══ ESTRATTO ══
La 4° Rivoluzione Industriale Italiana. Abbiamo installato un motore jet sulla struttura di un aereo della prima guerra mondiale, dando al pilota un libretto d’istruzione scritto in cirillico. Se parte, dopo quanto si schianta al suolo?
I mutamenti che assisteremo nel prossimo futuro saranno netti e evidenti, cambierà il modo in cui vendere e acquistare i prodotti, dall’automazione alla mancanza di un vero e proprio “possesso” delle cose, saranno eliminate le barriere linguistiche, sperimenteremo nuove dimensioni virtuali che trasformano il marketing e le esigenze dei consumatori, la mobilità e la logistica innovativa moltiplicherà moderni modelli di business trasformando il concetto di “competere” nei mercati che scopriranno la loro efficienza in processi industriali circolari.
═══
══ RIGHE FORNITE ══
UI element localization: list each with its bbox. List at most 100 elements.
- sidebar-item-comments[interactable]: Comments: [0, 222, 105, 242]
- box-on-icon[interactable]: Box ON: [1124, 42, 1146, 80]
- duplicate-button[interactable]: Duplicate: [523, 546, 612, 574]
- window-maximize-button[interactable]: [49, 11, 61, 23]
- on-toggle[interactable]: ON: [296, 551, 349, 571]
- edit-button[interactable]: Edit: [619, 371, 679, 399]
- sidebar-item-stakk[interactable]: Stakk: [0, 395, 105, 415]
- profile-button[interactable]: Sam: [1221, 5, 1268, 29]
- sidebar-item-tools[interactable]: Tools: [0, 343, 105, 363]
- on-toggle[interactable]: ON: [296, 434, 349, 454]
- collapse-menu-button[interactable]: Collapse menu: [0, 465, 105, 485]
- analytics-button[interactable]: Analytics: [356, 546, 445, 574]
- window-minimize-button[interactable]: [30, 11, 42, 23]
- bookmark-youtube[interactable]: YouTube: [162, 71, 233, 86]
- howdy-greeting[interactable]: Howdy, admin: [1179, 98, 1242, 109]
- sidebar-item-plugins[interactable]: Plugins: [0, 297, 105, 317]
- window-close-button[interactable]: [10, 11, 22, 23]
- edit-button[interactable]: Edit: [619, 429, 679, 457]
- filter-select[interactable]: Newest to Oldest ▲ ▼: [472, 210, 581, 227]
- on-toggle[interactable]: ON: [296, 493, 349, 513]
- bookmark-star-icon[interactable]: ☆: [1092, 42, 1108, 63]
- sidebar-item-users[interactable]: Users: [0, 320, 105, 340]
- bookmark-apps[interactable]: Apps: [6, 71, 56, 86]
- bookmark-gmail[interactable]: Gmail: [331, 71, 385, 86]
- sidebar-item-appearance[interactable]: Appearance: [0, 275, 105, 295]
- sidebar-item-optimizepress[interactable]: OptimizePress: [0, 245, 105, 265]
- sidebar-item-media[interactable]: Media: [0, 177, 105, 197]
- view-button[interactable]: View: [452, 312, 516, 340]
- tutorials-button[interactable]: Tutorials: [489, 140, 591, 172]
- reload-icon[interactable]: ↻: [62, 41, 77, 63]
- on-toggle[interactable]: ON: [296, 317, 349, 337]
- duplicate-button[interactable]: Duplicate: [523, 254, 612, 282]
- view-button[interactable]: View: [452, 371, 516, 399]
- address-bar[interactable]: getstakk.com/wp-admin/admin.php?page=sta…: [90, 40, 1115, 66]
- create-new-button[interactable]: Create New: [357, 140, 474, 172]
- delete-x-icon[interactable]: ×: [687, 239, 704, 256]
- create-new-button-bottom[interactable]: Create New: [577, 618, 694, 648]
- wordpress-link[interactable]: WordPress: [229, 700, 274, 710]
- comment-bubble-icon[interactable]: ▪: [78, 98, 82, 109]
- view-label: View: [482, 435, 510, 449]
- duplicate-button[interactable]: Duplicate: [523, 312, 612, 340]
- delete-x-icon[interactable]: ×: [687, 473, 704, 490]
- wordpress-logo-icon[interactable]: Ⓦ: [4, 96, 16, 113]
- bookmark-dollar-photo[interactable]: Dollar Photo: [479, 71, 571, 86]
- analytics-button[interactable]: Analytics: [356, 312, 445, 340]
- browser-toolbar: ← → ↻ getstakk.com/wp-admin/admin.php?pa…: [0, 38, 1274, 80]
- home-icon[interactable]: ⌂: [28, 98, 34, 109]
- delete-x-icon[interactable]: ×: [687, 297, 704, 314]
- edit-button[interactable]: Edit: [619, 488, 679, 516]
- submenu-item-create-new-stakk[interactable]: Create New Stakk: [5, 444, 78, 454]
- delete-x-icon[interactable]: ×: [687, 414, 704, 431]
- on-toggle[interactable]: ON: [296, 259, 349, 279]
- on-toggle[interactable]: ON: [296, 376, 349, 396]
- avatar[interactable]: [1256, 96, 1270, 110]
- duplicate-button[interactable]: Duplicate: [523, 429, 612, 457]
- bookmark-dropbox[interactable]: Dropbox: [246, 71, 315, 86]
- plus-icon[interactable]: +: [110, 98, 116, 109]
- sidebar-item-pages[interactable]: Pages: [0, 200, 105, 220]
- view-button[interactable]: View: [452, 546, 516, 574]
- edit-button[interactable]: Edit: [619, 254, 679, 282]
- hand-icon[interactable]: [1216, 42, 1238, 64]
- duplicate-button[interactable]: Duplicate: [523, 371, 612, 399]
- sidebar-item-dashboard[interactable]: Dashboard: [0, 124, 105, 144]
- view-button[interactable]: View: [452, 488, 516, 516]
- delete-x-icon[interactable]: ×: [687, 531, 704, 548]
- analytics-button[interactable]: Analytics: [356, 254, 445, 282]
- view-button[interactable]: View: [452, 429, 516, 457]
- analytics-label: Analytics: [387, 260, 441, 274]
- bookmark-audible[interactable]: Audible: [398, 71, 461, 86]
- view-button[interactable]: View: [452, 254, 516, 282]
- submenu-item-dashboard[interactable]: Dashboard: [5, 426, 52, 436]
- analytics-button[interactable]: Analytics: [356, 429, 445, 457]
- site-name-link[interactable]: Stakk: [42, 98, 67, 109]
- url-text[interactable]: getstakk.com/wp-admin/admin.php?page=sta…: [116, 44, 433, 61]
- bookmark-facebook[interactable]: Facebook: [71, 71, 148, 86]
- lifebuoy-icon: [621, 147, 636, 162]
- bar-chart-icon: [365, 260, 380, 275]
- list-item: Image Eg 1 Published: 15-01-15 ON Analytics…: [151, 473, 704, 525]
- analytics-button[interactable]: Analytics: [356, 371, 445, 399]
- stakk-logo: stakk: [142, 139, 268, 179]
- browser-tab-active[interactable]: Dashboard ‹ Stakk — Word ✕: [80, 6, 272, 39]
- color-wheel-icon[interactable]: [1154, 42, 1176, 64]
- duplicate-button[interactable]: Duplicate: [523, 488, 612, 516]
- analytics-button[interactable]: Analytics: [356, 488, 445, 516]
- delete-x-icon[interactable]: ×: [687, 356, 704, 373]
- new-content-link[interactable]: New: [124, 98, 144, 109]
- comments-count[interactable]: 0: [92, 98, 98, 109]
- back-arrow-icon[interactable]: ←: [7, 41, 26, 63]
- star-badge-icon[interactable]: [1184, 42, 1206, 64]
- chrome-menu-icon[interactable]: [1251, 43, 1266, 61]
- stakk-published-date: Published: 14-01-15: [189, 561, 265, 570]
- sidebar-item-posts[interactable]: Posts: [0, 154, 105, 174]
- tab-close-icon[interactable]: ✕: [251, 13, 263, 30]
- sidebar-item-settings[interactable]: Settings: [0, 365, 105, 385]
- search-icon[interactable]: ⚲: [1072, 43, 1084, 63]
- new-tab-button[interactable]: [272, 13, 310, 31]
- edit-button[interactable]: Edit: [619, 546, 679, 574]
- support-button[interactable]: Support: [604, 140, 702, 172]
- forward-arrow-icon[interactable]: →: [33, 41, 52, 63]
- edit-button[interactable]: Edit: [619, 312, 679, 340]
═══
**ESERCIZIO BREVE**
Stabilisci se ciascuna affermazione concorda con l'estratto sulla quarta rivoluzione industriale, rispondendo sì o no e citando alla lettera le parole decisive.
1. Nel prossimo futuro verranno eliminate le barriere linguistiche.
2. Il libretto d'istruzione consegnato al pilota è scritto in inglese.
3. Il motore jet è montato su un aereo della seconda guerra mondiale.
Le righe fornite non sono necessarie per svolgere l'esercizio.

**RISPOSTA**
1. Sì: «saranno eliminate le barriere linguistiche».
2. No: «dando al pilota un libretto d’istruzione scritto in cirillico».
3. No: «sulla struttura di un aereo della prima guerra mondiale».